-- BEGIN RECORDED INFORMATION --
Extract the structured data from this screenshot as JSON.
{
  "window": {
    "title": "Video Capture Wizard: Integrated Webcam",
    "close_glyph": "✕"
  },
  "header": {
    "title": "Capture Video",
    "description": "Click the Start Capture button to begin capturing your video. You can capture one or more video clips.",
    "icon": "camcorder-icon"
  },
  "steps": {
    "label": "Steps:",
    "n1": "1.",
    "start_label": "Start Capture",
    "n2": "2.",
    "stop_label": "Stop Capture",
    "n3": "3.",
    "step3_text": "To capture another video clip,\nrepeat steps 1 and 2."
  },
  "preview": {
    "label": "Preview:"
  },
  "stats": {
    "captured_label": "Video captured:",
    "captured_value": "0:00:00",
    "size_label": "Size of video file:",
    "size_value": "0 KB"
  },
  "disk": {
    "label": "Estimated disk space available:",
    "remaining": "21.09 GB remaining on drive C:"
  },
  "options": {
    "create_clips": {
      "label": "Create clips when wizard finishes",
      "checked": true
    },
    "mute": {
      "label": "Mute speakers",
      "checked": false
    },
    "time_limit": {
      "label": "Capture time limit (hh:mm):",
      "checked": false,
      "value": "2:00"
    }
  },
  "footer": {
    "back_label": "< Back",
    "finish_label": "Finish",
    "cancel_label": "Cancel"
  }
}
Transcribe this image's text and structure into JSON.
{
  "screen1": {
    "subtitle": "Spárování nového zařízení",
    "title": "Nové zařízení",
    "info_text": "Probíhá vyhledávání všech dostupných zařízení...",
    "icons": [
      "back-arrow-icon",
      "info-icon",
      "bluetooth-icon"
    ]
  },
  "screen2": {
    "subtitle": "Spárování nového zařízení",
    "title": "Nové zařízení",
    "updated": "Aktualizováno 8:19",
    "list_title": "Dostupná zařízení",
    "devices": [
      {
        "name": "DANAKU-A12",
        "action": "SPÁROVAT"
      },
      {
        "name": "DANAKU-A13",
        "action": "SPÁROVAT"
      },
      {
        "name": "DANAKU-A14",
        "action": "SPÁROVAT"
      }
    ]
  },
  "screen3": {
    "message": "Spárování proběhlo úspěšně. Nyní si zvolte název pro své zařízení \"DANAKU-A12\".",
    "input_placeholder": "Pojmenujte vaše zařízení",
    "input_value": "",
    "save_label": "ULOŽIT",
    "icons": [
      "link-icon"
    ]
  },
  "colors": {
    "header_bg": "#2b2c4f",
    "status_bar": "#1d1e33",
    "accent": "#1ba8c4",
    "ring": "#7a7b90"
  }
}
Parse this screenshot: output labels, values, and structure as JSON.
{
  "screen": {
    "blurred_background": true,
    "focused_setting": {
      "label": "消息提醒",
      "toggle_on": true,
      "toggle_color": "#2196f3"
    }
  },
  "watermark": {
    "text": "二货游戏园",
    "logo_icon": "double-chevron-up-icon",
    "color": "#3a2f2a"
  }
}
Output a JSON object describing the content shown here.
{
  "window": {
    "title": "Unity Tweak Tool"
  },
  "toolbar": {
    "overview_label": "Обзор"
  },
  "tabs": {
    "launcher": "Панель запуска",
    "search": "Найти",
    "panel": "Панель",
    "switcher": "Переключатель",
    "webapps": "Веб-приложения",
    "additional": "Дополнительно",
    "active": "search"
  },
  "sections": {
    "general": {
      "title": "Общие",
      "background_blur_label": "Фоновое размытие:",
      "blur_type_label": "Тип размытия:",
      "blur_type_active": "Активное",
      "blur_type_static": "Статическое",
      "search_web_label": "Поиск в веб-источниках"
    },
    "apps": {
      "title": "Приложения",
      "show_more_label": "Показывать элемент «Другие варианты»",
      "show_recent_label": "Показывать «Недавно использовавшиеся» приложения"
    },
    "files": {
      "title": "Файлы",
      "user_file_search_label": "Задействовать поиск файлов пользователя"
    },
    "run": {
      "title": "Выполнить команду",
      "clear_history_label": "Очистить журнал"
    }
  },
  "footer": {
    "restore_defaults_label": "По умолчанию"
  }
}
-- END RECORDED INFORMATION --
_EXERCISE_
Repeat the material from above exactly, word for word.

_IN RESPONSE_
Extract the structured data from this screenshot as JSON.
{
  "window": {
    "title": "Video Capture Wizard: Integrated Webcam",
    "close_glyph": "✕"
  },
  "header": {
    "title": "Capture Video",
    "description": "Click the Start Capture button to begin capturing your video. You can capture one or more video clips.",
    "icon": "camcorder-icon"
  },
  "steps": {
    "label": "Steps:",
    "n1": "1.",
    "start_label": "Start Capture",
    "n2": "2.",
    "stop_label": "Stop Capture",
    "n3": "3.",
    "step3_text": "To capture another video clip,\nrepeat steps 1 and 2."
  },
  "preview": {
    "label": "Preview:"
  },
  "stats": {
    "captured_label": "Video captured:",
    "captured_value": "0:00:00",
    "size_label": "Size of video file:",
    "size_value": "0 KB"
  },
  "disk": {
    "label": "Estimated disk space available:",
    "remaining": "21.09 GB remaining on drive C:"
  },
  "options": {
    "create_clips": {
      "label": "Create clips when wizard finishes",
      "checked": true
    },
    "mute": {
      "label": "Mute speakers",
      "checked": false
    },
    "time_limit": {
      "label": "Capture time limit (hh:mm):",
      "checked": false,
      "value": "2:00"
    }
  },
  "footer": {
    "back_label": "< Back",
    "finish_label": "Finish",
    "cancel_label": "Cancel"
  }
}
Transcribe this image's text and structure into JSON.
{
  "screen1": {
    "subtitle": "Spárování nového zařízení",
    "title": "Nové zařízení",
    "info_text": "Probíhá vyhledávání všech dostupných zařízení...",
    "icons": [
      "back-arrow-icon",
      "info-icon",
      "bluetooth-icon"
    ]
  },
  "screen2": {
    "subtitle": "Spárování nového zařízení",
    "title": "Nové zařízení",
    "updated": "Aktualizováno 8:19",
    "list_title": "Dostupná zařízení",
    "devices": [
      {
        "name": "DANAKU-A12",
        "action": "SPÁROVAT"
      },
      {
        "name": "DANAKU-A13",
        "action": "SPÁROVAT"
      },
      {
        "name": "DANAKU-A14",
        "action": "SPÁROVAT"
      }
    ]
  },
  "screen3": {
    "message": "Spárování proběhlo úspěšně. Nyní si zvolte název pro své zařízení \"DANAKU-A12\".",
    "input_placeholder": "Pojmenujte vaše zařízení",
    "input_value": "",
    "save_label": "ULOŽIT",
    "icons": [
      "link-icon"
    ]
  },
  "colors": {
    "header_bg": "#2b2c4f",
    "status_bar": "#1d1e33",
    "accent": "#1ba8c4",
    "ring": "#7a7b90"
  }
}
Parse this screenshot: output labels, values, and structure as JSON.
{
  "screen": {
    "blurred_background": true,
    "focused_setting": {
      "label": "消息提醒",
      "toggle_on": true,
      "toggle_color": "#2196f3"
    }
  },
  "watermark": {
    "text": "二货游戏园",
    "logo_icon": "double-chevron-up-icon",
    "color": "#3a2f2a"
  }
}
Output a JSON object describing the content shown here.
{
  "window": {
    "title": "Unity Tweak Tool"
  },
  "toolbar": {
    "overview_label": "Обзор"
  },
  "tabs": {
    "launcher": "Панель запуска",
    "search": "Найти",
    "panel": "Панель",
    "switcher": "Переключатель",
    "webapps": "Веб-приложения",
    "additional": "Дополнительно",
    "active": "search"
  },
  "sections": {
    "general": {
      "title": "Общие",
      "background_blur_label": "Фоновое размытие:",
      "blur_type_label": "Тип размытия:",
      "blur_type_active": "Активное",
      "blur_type_static": "Статическое",
      "search_web_label": "Поиск в веб-источниках"
    },
    "apps": {
      "title": "Приложения",
      "show_more_label": "Показывать элемент «Другие варианты»",
      "show_recent_label": "Показывать «Недавно использовавшиеся» приложения"
    },
    "files": {
      "title": "Файлы",
      "user_file_search_label": "Задействовать поиск файлов пользователя"
    },
    "run": {
      "title": "Выполнить команду",
      "clear_history_label": "Очистить журнал"
    }
  },
  "footer": {
    "restore_defaults_label": "По умолчанию"
  }
}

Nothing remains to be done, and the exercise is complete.